:: Supplied entries ::

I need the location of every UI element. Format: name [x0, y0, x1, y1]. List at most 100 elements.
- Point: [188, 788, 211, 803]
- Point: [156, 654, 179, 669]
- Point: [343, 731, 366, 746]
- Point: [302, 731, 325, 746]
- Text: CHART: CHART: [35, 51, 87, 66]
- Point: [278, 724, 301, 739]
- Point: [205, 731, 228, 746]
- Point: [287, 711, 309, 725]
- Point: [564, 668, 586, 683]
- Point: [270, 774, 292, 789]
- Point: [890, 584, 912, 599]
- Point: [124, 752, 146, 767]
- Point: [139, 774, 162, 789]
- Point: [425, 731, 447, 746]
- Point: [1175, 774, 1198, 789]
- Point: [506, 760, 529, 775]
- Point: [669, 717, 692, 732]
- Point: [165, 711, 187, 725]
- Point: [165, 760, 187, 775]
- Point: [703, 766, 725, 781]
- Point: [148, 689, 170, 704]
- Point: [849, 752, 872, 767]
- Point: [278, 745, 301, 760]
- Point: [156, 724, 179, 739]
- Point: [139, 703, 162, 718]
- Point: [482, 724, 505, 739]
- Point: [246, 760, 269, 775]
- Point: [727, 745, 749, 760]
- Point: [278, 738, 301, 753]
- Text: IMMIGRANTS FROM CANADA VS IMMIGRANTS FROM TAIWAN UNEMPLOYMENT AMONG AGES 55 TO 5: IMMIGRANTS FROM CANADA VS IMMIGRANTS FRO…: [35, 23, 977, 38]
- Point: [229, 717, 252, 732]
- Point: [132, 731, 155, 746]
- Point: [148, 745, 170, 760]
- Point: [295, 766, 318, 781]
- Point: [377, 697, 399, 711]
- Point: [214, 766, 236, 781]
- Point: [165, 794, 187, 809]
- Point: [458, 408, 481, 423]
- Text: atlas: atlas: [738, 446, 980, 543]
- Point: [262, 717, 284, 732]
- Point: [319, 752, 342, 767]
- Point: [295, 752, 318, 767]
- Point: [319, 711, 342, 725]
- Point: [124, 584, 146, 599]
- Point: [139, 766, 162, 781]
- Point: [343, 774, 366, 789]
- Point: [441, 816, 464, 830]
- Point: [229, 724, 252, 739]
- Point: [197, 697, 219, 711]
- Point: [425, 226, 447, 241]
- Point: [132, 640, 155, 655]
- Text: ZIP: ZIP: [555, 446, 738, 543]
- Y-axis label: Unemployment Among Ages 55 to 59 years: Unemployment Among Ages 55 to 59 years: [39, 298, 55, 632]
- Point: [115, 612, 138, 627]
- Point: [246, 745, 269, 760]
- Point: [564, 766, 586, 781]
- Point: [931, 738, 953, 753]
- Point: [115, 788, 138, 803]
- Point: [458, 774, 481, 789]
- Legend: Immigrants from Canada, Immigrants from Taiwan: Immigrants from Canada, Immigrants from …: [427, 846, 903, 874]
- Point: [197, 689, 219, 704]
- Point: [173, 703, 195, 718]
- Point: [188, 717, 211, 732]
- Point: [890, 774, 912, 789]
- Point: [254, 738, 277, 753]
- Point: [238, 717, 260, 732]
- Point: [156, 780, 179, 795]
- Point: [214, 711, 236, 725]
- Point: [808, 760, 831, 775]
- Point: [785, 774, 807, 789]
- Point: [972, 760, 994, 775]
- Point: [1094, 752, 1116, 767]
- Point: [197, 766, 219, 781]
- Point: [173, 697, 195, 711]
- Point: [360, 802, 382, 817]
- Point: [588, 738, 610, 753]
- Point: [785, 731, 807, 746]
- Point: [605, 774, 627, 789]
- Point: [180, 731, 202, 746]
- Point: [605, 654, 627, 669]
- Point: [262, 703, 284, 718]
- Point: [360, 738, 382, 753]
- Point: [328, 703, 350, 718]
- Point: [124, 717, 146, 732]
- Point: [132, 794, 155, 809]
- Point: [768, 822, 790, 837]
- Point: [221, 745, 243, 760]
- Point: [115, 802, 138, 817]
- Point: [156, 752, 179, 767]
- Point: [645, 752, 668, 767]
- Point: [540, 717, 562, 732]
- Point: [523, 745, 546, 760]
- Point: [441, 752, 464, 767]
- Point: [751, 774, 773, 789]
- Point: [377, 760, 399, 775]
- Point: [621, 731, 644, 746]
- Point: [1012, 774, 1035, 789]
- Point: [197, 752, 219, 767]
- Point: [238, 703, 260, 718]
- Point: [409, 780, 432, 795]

:::
:: Supplied entries ::

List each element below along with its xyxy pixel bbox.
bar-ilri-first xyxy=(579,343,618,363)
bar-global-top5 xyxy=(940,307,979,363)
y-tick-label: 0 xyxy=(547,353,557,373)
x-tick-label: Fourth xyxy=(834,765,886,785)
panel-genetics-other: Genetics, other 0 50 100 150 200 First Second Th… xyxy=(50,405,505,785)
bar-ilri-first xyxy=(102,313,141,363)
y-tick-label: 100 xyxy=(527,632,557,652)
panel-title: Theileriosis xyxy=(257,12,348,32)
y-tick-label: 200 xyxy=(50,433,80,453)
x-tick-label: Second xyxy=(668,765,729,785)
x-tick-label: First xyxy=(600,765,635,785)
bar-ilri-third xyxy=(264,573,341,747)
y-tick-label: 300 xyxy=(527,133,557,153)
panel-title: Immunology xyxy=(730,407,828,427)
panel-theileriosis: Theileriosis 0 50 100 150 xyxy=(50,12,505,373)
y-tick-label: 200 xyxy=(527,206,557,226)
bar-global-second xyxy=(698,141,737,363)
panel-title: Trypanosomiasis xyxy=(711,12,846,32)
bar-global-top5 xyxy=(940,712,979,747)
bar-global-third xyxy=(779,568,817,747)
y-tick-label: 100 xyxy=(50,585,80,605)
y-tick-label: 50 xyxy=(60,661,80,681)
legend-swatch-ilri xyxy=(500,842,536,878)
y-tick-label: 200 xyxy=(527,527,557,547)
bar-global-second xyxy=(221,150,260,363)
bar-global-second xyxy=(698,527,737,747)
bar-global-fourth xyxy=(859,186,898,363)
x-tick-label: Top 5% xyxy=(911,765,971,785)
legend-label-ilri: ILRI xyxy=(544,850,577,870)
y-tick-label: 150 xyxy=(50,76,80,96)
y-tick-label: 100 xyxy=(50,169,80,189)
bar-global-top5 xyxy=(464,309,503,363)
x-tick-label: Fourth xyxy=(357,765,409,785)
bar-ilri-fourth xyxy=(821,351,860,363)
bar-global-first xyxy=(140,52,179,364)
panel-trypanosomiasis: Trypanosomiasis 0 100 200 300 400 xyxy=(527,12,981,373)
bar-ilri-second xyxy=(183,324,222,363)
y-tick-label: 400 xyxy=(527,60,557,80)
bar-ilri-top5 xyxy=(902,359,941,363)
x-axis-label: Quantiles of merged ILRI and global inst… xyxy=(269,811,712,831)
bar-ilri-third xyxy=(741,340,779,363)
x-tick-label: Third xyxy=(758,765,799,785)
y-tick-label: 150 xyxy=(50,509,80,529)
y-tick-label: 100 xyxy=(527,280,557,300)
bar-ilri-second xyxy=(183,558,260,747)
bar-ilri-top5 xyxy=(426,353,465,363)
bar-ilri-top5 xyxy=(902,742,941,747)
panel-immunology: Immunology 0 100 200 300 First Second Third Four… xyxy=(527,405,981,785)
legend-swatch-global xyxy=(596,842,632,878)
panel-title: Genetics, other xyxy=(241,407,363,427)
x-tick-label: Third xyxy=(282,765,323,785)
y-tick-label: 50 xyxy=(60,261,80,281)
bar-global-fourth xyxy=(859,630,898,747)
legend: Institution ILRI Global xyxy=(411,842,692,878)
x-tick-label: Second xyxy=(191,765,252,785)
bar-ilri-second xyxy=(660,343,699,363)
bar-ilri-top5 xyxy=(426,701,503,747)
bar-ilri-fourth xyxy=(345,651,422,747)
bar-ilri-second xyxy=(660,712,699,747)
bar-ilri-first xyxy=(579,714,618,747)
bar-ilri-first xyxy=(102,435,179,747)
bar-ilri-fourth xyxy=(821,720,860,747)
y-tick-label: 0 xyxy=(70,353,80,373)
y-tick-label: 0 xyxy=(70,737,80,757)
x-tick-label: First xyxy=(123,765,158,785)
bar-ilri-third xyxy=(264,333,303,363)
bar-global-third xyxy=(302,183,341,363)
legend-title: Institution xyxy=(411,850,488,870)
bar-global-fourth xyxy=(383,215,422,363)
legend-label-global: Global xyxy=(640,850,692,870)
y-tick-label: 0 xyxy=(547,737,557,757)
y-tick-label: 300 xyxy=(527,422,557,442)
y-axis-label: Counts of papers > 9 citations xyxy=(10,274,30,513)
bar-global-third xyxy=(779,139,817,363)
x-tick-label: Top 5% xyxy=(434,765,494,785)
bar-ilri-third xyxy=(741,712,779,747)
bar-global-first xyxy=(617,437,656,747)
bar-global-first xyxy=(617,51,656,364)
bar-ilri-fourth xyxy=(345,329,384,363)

:::

• [Problem details]
Copy out each line that contains the word "Immunology".

• [Complete answer]
panel-title: Immunology xyxy=(730,407,828,427)
panel-immunology: Immunology 0 100 200 300 First Second Third Four… xyxy=(527,405,981,785)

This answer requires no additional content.